● **DATA PROVIDED**:
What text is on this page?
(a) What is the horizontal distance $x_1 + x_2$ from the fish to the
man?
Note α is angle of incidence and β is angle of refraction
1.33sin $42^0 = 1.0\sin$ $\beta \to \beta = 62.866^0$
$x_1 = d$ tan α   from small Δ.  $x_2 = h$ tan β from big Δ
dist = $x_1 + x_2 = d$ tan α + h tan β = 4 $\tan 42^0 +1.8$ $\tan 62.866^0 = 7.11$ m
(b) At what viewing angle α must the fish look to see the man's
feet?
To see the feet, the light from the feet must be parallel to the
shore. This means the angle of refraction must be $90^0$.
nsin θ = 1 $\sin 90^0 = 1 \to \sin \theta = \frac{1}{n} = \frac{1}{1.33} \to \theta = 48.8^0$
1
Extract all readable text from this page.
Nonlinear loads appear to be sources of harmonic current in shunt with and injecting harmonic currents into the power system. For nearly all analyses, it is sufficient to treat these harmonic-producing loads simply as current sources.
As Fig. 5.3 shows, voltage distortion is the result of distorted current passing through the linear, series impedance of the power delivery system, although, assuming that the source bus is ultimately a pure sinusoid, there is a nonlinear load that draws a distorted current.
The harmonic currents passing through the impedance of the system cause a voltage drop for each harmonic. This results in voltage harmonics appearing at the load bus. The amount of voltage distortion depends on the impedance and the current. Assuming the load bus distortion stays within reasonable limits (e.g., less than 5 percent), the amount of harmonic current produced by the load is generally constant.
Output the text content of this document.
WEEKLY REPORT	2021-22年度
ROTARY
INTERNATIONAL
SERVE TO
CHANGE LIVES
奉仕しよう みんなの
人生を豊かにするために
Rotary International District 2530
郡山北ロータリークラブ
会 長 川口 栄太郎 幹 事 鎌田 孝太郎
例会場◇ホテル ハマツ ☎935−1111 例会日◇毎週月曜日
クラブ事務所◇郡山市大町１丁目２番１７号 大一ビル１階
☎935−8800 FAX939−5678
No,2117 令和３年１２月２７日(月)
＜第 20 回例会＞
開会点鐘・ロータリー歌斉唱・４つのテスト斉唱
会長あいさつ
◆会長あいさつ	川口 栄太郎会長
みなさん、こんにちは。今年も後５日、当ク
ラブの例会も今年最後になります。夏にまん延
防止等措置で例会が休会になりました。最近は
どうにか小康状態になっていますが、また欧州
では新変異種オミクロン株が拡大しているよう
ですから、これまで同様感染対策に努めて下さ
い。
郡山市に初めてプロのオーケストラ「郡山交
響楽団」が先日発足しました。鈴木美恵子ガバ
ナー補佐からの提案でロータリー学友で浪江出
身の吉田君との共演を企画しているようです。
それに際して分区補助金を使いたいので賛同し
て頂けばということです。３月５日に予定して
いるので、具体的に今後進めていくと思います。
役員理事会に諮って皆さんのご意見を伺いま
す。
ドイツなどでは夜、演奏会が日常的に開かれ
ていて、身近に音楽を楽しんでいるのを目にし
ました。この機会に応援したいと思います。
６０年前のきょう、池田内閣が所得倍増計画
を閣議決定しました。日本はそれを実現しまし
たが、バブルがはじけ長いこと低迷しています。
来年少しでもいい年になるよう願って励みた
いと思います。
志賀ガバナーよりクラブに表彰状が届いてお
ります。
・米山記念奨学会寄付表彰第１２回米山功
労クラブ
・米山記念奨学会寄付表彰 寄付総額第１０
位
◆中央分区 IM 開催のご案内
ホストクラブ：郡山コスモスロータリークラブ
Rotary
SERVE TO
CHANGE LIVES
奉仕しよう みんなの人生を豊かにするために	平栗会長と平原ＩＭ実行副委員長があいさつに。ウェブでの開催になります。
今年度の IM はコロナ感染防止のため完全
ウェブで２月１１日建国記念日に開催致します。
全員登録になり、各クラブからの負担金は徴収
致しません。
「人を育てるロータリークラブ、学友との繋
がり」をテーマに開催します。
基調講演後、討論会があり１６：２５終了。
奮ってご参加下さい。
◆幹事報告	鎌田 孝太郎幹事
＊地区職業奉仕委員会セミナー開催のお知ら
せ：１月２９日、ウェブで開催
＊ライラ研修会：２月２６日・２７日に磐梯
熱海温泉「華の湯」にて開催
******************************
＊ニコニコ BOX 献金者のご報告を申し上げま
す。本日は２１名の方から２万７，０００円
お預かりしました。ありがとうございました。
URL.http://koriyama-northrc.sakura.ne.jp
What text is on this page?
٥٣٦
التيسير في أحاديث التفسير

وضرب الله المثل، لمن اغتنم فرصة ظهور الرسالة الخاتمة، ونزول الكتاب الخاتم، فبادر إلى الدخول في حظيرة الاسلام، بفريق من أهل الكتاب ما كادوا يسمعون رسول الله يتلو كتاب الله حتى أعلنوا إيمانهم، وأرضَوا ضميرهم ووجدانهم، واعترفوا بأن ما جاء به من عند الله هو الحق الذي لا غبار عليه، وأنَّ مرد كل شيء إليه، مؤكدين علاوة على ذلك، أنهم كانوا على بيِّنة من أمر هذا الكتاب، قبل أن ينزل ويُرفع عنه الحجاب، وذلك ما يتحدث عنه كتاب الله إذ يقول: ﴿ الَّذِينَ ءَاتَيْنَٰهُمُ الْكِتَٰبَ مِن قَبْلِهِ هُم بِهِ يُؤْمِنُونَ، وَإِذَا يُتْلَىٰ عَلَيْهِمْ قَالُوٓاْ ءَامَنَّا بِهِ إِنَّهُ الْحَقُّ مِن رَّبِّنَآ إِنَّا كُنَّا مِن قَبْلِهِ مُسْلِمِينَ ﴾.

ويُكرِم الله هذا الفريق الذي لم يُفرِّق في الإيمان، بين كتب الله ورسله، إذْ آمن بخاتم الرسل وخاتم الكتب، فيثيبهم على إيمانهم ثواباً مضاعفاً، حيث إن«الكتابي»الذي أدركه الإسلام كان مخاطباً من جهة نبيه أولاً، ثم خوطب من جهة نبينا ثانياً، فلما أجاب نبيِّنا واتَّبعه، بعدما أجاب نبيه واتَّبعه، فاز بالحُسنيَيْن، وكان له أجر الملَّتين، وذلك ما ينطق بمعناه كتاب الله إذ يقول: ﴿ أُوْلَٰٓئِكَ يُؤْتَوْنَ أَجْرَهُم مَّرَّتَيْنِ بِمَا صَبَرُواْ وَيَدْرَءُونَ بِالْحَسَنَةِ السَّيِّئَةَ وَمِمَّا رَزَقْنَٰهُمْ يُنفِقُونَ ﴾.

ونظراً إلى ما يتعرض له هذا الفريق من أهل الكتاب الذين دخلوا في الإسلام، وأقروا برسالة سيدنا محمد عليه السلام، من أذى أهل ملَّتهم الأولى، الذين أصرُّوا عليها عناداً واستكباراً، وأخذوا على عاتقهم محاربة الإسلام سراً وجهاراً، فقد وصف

● **REQUIRED TASK**: Each record must be repeated exactly as it is.

● **ANSWER TO THE EXERCISE**:
What text is on this page?
(a) What is the horizontal distance $x_1 + x_2$ from the fish to the
man?
Note α is angle of incidence and β is angle of refraction
1.33sin $42^0 = 1.0\sin$ $\beta \to \beta = 62.866^0$
$x_1 = d$ tan α   from small Δ.  $x_2 = h$ tan β from big Δ
dist = $x_1 + x_2 = d$ tan α + h tan β = 4 $\tan 42^0 +1.8$ $\tan 62.866^0 = 7.11$ m
(b) At what viewing angle α must the fish look to see the man's
feet?
To see the feet, the light from the feet must be parallel to the
shore. This means the angle of refraction must be $90^0$.
nsin θ = 1 $\sin 90^0 = 1 \to \sin \theta = \frac{1}{n} = \frac{1}{1.33} \to \theta = 48.8^0$
1
Extract all readable text from this page.
Nonlinear loads appear to be sources of harmonic current in shunt with and injecting harmonic currents into the power system. For nearly all analyses, it is sufficient to treat these harmonic-producing loads simply as current sources.
As Fig. 5.3 shows, voltage distortion is the result of distorted current passing through the linear, series impedance of the power delivery system, although, assuming that the source bus is ultimately a pure sinusoid, there is a nonlinear load that draws a distorted current.
The harmonic currents passing through the impedance of the system cause a voltage drop for each harmonic. This results in voltage harmonics appearing at the load bus. The amount of voltage distortion depends on the impedance and the current. Assuming the load bus distortion stays within reasonable limits (e.g., less than 5 percent), the amount of harmonic current produced by the load is generally constant.
Output the text content of this document.
WEEKLY REPORT	2021-22年度
ROTARY
INTERNATIONAL
SERVE TO
CHANGE LIVES
奉仕しよう みんなの
人生を豊かにするために
Rotary International District 2530
郡山北ロータリークラブ
会 長 川口 栄太郎 幹 事 鎌田 孝太郎
例会場◇ホテル ハマツ ☎935−1111 例会日◇毎週月曜日
クラブ事務所◇郡山市大町１丁目２番１７号 大一ビル１階
☎935−8800 FAX939−5678
No,2117 令和３年１２月２７日(月)
＜第 20 回例会＞
開会点鐘・ロータリー歌斉唱・４つのテスト斉唱
会長あいさつ
◆会長あいさつ	川口 栄太郎会長
みなさん、こんにちは。今年も後５日、当ク
ラブの例会も今年最後になります。夏にまん延
防止等措置で例会が休会になりました。最近は
どうにか小康状態になっていますが、また欧州
では新変異種オミクロン株が拡大しているよう
ですから、これまで同様感染対策に努めて下さ
い。
郡山市に初めてプロのオーケストラ「郡山交
響楽団」が先日発足しました。鈴木美恵子ガバ
ナー補佐からの提案でロータリー学友で浪江出
身の吉田君との共演を企画しているようです。
それに際して分区補助金を使いたいので賛同し
て頂けばということです。３月５日に予定して
いるので、具体的に今後進めていくと思います。
役員理事会に諮って皆さんのご意見を伺いま
す。
ドイツなどでは夜、演奏会が日常的に開かれ
ていて、身近に音楽を楽しんでいるのを目にし
ました。この機会に応援したいと思います。
６０年前のきょう、池田内閣が所得倍増計画
を閣議決定しました。日本はそれを実現しまし
たが、バブルがはじけ長いこと低迷しています。
来年少しでもいい年になるよう願って励みた
いと思います。
志賀ガバナーよりクラブに表彰状が届いてお
ります。
・米山記念奨学会寄付表彰第１２回米山功
労クラブ
・米山記念奨学会寄付表彰 寄付総額第１０
位
◆中央分区 IM 開催のご案内
ホストクラブ：郡山コスモスロータリークラブ
Rotary
SERVE TO
CHANGE LIVES
奉仕しよう みんなの人生を豊かにするために	平栗会長と平原ＩＭ実行副委員長があいさつに。ウェブでの開催になります。
今年度の IM はコロナ感染防止のため完全
ウェブで２月１１日建国記念日に開催致します。
全員登録になり、各クラブからの負担金は徴収
致しません。
「人を育てるロータリークラブ、学友との繋
がり」をテーマに開催します。
基調講演後、討論会があり１６：２５終了。
奮ってご参加下さい。
◆幹事報告	鎌田 孝太郎幹事
＊地区職業奉仕委員会セミナー開催のお知ら
せ：１月２９日、ウェブで開催
＊ライラ研修会：２月２６日・２７日に磐梯
熱海温泉「華の湯」にて開催
******************************
＊ニコニコ BOX 献金者のご報告を申し上げま
す。本日は２１名の方から２万７，０００円
お預かりしました。ありがとうございました。
URL.http://koriyama-northrc.sakura.ne.jp
What text is on this page?
٥٣٦
التيسير في أحاديث التفسير

وضرب الله المثل، لمن اغتنم فرصة ظهور الرسالة الخاتمة، ونزول الكتاب الخاتم، فبادر إلى الدخول في حظيرة الاسلام، بفريق من أهل الكتاب ما كادوا يسمعون رسول الله يتلو كتاب الله حتى أعلنوا إيمانهم، وأرضَوا ضميرهم ووجدانهم، واعترفوا بأن ما جاء به من عند الله هو الحق الذي لا غبار عليه، وأنَّ مرد كل شيء إليه، مؤكدين علاوة على ذلك، أنهم كانوا على بيِّنة من أمر هذا الكتاب، قبل أن ينزل ويُرفع عنه الحجاب، وذلك ما يتحدث عنه كتاب الله إذ يقول: ﴿ الَّذِينَ ءَاتَيْنَٰهُمُ الْكِتَٰبَ مِن قَبْلِهِ هُم بِهِ يُؤْمِنُونَ، وَإِذَا يُتْلَىٰ عَلَيْهِمْ قَالُوٓاْ ءَامَنَّا بِهِ إِنَّهُ الْحَقُّ مِن رَّبِّنَآ إِنَّا كُنَّا مِن قَبْلِهِ مُسْلِمِينَ ﴾.

ويُكرِم الله هذا الفريق الذي لم يُفرِّق في الإيمان، بين كتب الله ورسله، إذْ آمن بخاتم الرسل وخاتم الكتب، فيثيبهم على إيمانهم ثواباً مضاعفاً، حيث إن«الكتابي»الذي أدركه الإسلام كان مخاطباً من جهة نبيه أولاً، ثم خوطب من جهة نبينا ثانياً، فلما أجاب نبيِّنا واتَّبعه، بعدما أجاب نبيه واتَّبعه، فاز بالحُسنيَيْن، وكان له أجر الملَّتين، وذلك ما ينطق بمعناه كتاب الله إذ يقول: ﴿ أُوْلَٰٓئِكَ يُؤْتَوْنَ أَجْرَهُم مَّرَّتَيْنِ بِمَا صَبَرُواْ وَيَدْرَءُونَ بِالْحَسَنَةِ السَّيِّئَةَ وَمِمَّا رَزَقْنَٰهُمْ يُنفِقُونَ ﴾.

ونظراً إلى ما يتعرض له هذا الفريق من أهل الكتاب الذين دخلوا في الإسلام، وأقروا برسالة سيدنا محمد عليه السلام، من أذى أهل ملَّتهم الأولى، الذين أصرُّوا عليها عناداً واستكباراً، وأخذوا على عاتقهم محاربة الإسلام سراً وجهاراً، فقد وصف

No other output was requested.